#### [WHAT NEEDS TO BE DONE]
Copy each line of the listing below where the word "isynnerhet" turns up.

#### [INPUT MATERIAL]

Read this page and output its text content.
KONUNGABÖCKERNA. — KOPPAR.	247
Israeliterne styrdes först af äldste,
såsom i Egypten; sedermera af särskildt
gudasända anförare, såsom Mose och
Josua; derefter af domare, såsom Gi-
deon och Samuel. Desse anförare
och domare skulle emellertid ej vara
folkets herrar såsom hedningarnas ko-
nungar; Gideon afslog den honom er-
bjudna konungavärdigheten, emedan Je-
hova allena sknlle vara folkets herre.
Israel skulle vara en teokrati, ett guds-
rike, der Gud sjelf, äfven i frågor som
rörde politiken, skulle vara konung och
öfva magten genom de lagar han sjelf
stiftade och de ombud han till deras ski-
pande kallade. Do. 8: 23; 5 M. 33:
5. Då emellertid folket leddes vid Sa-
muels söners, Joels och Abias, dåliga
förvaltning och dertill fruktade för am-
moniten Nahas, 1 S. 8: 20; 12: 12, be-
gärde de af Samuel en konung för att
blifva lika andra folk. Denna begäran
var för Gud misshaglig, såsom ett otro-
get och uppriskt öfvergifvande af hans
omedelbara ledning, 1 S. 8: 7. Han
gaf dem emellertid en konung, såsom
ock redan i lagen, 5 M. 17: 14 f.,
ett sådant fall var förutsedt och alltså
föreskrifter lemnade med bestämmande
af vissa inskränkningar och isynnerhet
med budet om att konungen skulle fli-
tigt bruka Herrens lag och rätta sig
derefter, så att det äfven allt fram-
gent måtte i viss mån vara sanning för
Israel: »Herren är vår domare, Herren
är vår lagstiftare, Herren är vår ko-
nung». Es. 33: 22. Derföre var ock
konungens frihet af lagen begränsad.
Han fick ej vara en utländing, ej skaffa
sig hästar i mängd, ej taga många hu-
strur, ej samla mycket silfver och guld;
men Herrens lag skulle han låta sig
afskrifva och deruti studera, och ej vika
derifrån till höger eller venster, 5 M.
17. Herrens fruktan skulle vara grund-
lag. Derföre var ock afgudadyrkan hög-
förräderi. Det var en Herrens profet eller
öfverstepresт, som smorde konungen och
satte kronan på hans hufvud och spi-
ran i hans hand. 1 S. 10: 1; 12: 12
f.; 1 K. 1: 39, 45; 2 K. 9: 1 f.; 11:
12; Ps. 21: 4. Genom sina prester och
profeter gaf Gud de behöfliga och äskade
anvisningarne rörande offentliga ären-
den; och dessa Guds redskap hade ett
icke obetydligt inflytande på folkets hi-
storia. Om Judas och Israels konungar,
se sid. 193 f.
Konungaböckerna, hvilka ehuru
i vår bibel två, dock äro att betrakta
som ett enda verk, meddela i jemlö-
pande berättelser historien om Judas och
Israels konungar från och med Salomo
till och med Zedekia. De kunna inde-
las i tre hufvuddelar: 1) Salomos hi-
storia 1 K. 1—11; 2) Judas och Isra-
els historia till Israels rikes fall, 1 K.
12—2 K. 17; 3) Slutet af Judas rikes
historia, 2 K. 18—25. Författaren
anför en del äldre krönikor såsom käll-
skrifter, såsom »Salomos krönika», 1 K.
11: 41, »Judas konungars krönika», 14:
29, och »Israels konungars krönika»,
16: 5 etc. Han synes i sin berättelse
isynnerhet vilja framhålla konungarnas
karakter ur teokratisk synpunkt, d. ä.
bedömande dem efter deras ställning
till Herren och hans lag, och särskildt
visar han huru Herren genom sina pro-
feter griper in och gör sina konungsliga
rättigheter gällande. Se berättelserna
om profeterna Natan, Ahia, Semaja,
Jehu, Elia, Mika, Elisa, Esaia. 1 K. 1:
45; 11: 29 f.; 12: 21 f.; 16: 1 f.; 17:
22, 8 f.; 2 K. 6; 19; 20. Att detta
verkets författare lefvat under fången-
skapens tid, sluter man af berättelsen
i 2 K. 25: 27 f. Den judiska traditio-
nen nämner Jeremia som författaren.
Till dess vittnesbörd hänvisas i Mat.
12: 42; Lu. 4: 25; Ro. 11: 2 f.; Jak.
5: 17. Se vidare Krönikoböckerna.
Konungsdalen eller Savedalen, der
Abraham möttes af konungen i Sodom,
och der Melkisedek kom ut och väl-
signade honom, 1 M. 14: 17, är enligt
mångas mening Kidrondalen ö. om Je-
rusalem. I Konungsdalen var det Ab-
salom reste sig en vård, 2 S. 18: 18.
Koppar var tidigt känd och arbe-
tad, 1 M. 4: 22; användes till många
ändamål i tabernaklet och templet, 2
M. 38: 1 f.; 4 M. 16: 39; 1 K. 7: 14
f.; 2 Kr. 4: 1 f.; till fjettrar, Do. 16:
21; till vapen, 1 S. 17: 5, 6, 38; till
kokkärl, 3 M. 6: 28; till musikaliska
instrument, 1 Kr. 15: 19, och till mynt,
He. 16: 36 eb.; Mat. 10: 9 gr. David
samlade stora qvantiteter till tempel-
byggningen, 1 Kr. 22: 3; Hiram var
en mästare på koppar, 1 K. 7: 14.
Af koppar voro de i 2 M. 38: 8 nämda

--

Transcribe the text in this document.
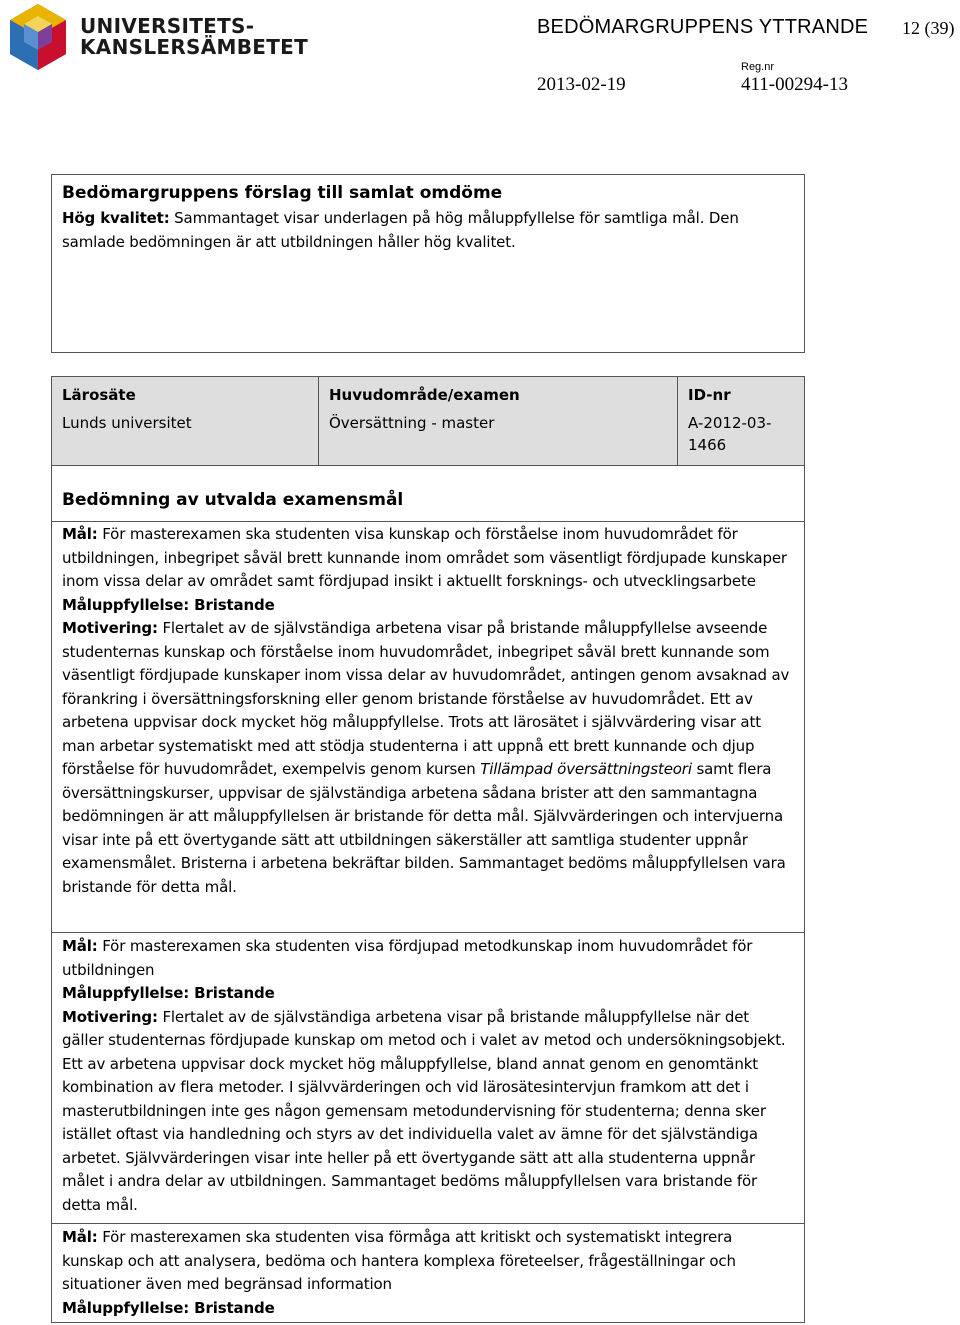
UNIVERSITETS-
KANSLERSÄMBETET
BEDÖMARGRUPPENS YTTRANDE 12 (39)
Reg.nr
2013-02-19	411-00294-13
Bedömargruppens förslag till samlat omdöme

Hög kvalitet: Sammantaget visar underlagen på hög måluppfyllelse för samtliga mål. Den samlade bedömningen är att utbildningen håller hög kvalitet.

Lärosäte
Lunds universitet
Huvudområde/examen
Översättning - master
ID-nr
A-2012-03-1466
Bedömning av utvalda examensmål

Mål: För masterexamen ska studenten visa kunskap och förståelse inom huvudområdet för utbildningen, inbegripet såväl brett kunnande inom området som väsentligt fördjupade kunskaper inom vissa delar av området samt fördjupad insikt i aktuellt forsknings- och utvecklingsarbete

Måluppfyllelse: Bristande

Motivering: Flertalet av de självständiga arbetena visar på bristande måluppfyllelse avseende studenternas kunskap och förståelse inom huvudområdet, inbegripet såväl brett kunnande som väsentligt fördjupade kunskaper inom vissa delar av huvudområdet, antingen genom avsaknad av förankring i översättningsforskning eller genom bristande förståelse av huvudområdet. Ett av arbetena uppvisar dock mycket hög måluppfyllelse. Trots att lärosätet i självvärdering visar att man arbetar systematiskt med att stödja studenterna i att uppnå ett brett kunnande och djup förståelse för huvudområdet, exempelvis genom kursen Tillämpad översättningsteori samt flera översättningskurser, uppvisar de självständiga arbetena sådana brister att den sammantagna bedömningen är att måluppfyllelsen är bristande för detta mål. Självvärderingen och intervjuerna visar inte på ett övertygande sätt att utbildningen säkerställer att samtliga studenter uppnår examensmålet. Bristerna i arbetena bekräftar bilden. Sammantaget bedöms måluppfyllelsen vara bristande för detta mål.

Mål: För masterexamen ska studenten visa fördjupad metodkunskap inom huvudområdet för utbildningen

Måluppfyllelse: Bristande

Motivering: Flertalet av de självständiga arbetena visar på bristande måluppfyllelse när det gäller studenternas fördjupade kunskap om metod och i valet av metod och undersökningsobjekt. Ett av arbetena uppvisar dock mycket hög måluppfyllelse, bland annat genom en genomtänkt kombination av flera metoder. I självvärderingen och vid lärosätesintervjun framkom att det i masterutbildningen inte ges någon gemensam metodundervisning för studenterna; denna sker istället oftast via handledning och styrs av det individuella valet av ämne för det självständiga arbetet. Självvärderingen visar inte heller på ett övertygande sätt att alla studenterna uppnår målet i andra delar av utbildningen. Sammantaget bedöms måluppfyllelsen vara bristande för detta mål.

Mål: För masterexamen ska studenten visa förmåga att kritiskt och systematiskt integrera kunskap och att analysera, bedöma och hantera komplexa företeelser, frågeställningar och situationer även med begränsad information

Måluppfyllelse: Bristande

#### [RESULT FOR THIS EXERCISE]
af vissa inskränkningar och isynnerhet
isynnerhet vilja framhålla konungarnas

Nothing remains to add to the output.